Data listing:
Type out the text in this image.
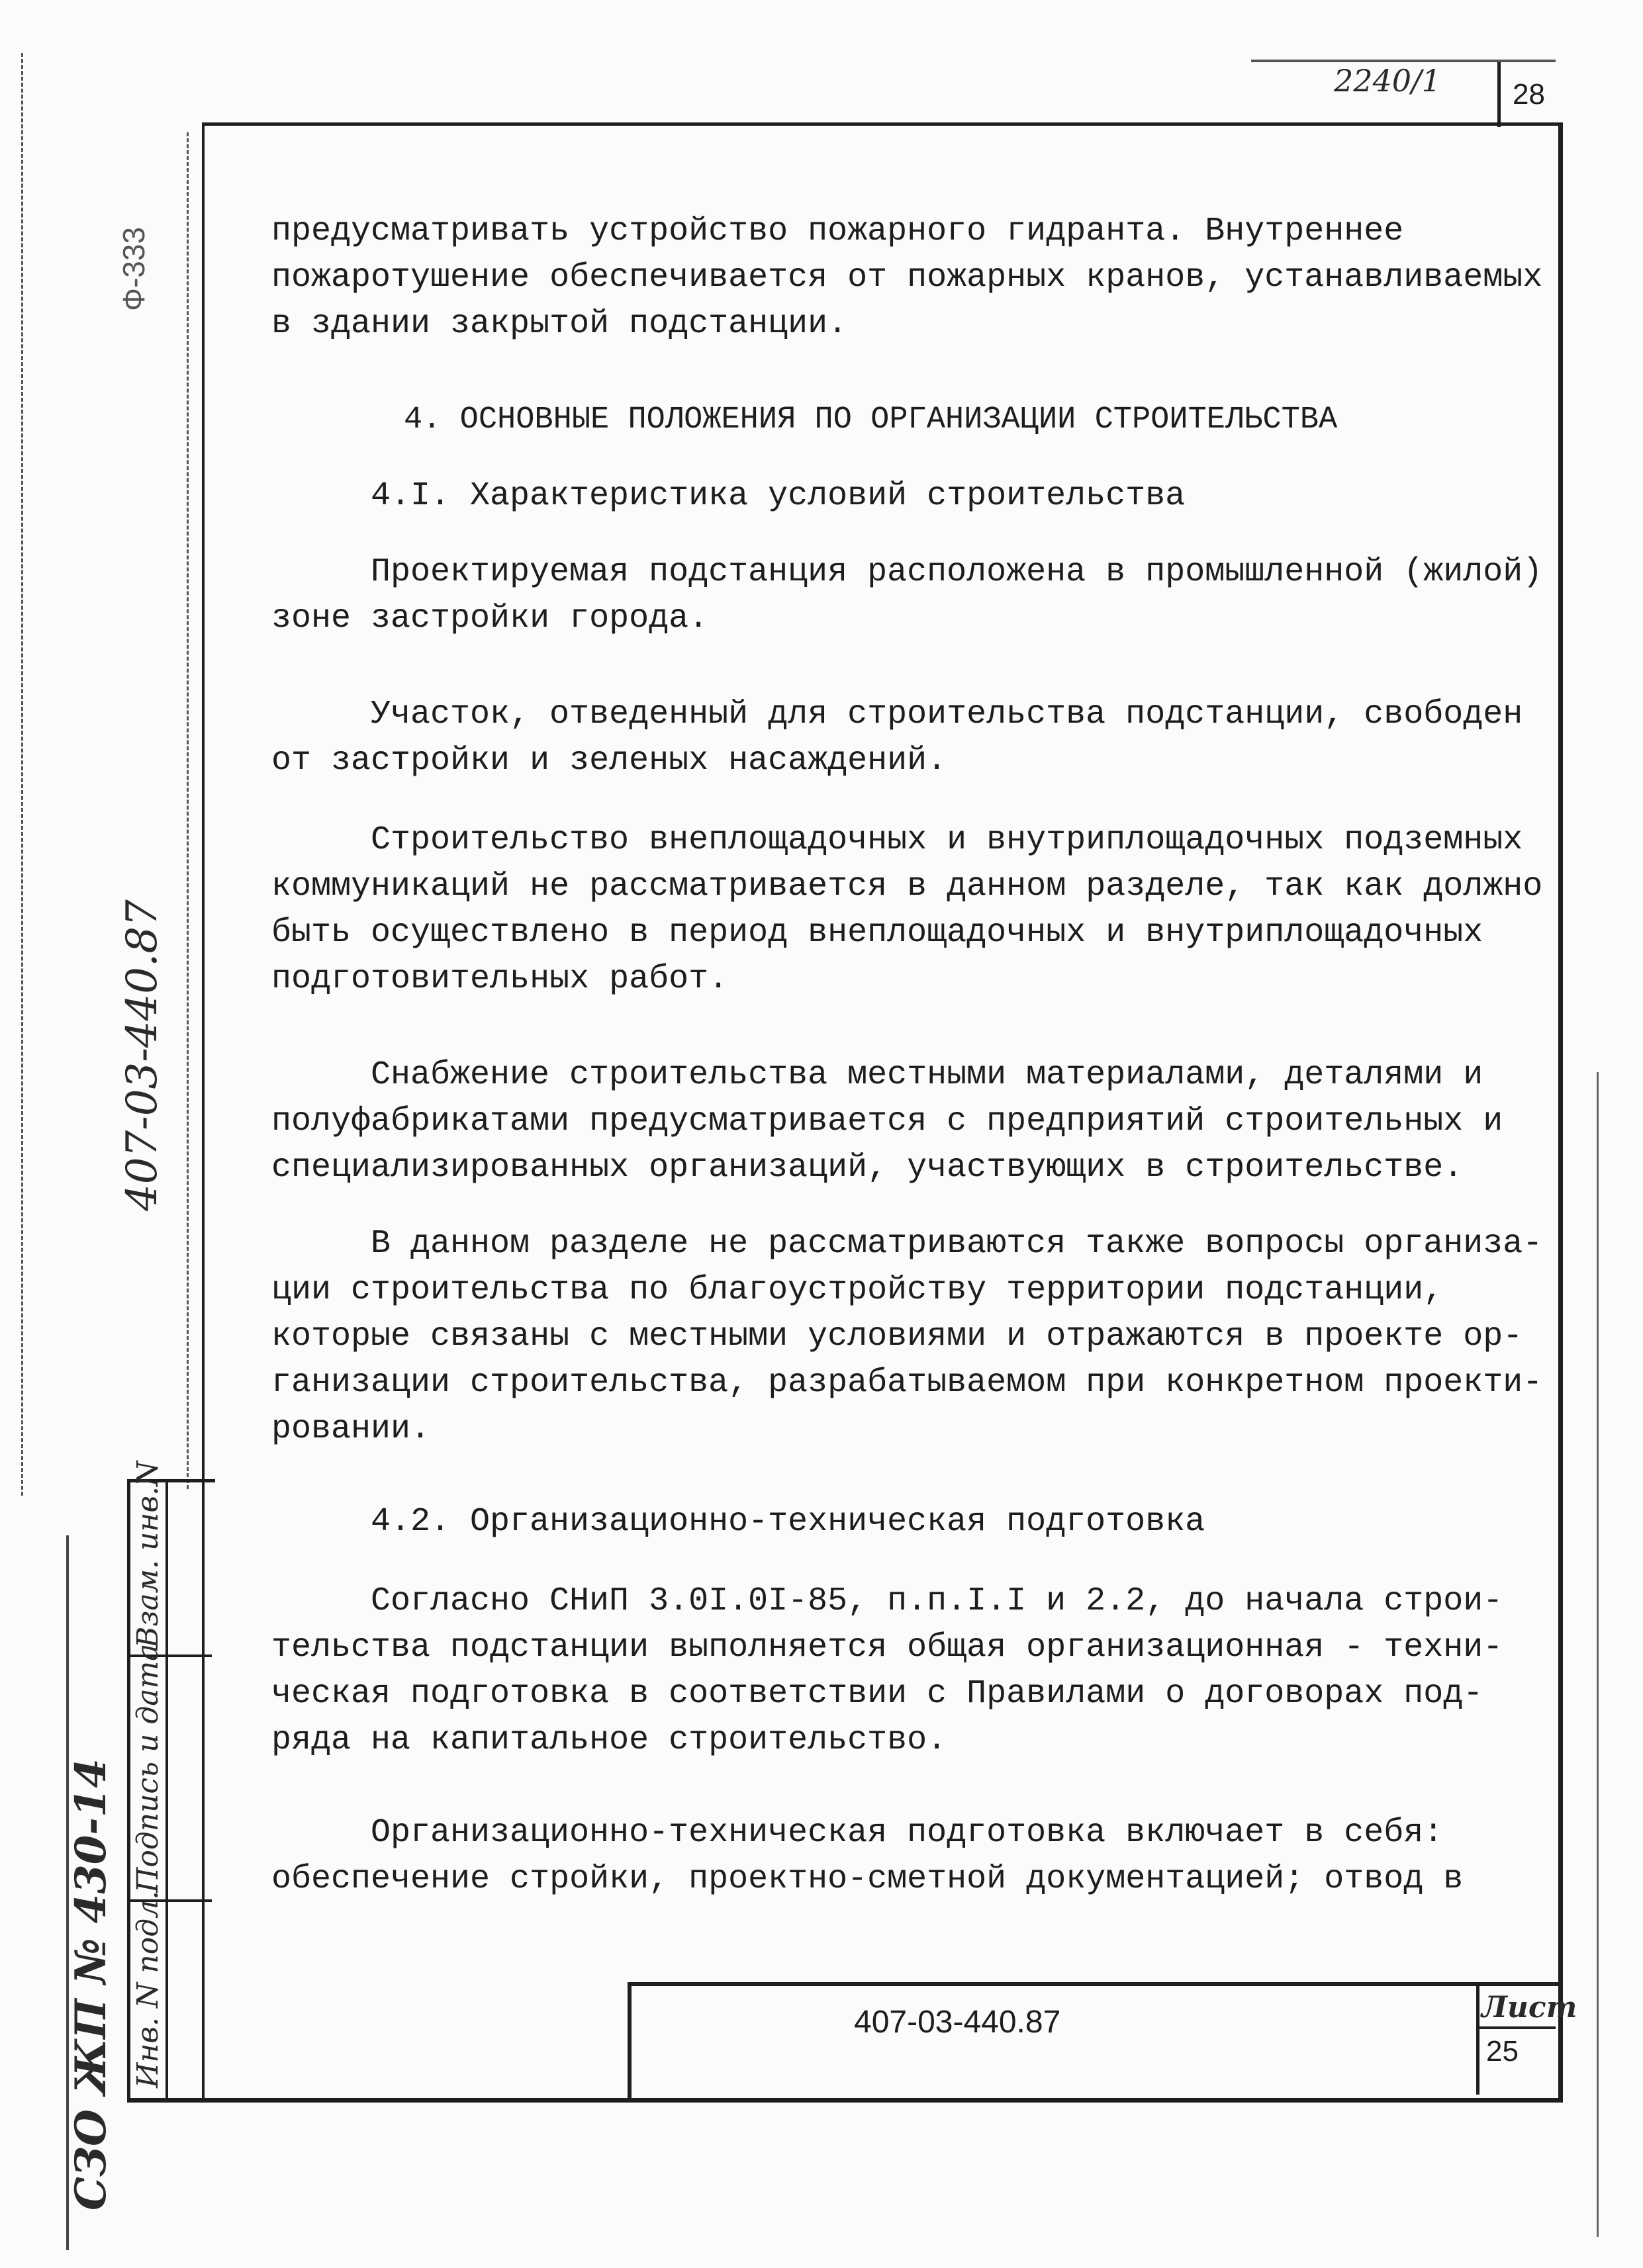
2240/1 28
Ф-333
407-03-440.87
СЗО ЖП № 430-14
Взам. инв.N
Подпись и дата
Инв. N подл.

предусматривать устройство пожарного гидранта. Внутреннее

пожаротушение обеспечивается от пожарных кранов, устанавливаемых

в здании закрытой подстанции.

4. ОСНОВНЫЕ ПОЛОЖЕНИЯ ПО ОРГАНИЗАЦИИ СТРОИТЕЛЬСТВА
4.I. Характеристика условий строительства

Проектируемая подстанция расположена в промышленной (жилой)

зоне застройки города.

Участок, отведенный для строительства подстанции, свободен

от застройки и зеленых насаждений.

Строительство внеплощадочных и внутриплощадочных подземных

коммуникаций не рассматривается в данном разделе, так как должно

быть осуществлено в период внеплощадочных и внутриплощадочных

подготовительных работ.

Снабжение строительства местными материалами, деталями и

полуфабрикатами предусматривается с предприятий строительных и

специализированных организаций, участвующих в строительстве.

В данном разделе не рассматриваются также вопросы организа-

ции строительства по благоустройству территории подстанции,

которые связаны с местными условиями и отражаются в проекте ор-

ганизации строительства, разрабатываемом при конкретном проекти-

ровании.

4.2. Организационно-техническая подготовка

Согласно СНиП 3.0I.0I-85, п.п.I.I и 2.2, до начала строи-

тельства подстанции выполняется общая организационная - техни-

ческая подготовка в соответствии с Правилами о договорах под-

ряда на капитальное строительство.

Организационно-техническая подготовка включает в себя:

обеспечение стройки, проектно-сметной документацией; отвод в

407-03-440.87	Лист
25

Challenge: Extract lines where the string "подготовка" occurs.

Task answer:
4.2. Организационно-техническая подготовка
ческая подготовка в соответствии с Правилами о договорах под-
Организационно-техническая подготовка включает в себя:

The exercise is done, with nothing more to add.